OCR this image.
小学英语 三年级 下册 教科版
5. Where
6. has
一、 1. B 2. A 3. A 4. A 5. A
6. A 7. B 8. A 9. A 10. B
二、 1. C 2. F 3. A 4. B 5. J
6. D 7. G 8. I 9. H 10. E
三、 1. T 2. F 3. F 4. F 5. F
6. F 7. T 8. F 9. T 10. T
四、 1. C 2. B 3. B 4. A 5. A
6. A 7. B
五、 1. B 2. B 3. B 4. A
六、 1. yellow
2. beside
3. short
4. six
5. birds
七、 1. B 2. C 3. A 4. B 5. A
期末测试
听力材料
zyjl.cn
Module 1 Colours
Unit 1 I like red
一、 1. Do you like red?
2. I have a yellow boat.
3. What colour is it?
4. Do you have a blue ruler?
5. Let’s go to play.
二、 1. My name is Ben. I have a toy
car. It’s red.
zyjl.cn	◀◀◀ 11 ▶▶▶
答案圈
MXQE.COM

····················

The records above must be repeated exactly, every one of them.

[REPLY]:
OCR this image.
小学英语 三年级 下册 教科版
5. Where
6. has
一、 1. B 2. A 3. A 4. A 5. A
6. A 7. B 8. A 9. A 10. B
二、 1. C 2. F 3. A 4. B 5. J
6. D 7. G 8. I 9. H 10. E
三、 1. T 2. F 3. F 4. F 5. F
6. F 7. T 8. F 9. T 10. T
四、 1. C 2. B 3. B 4. A 5. A
6. A 7. B
五、 1. B 2. B 3. B 4. A
六、 1. yellow
2. beside
3. short
4. six
5. birds
七、 1. B 2. C 3. A 4. B 5. A
期末测试
听力材料
zyjl.cn
Module 1 Colours
Unit 1 I like red
一、 1. Do you like red?
2. I have a yellow boat.
3. What colour is it?
4. Do you have a blue ruler?
5. Let’s go to play.
二、 1. My name is Ben. I have a toy
car. It’s red.
zyjl.cn	◀◀◀ 11 ▶▶▶
答案圈
MXQE.COM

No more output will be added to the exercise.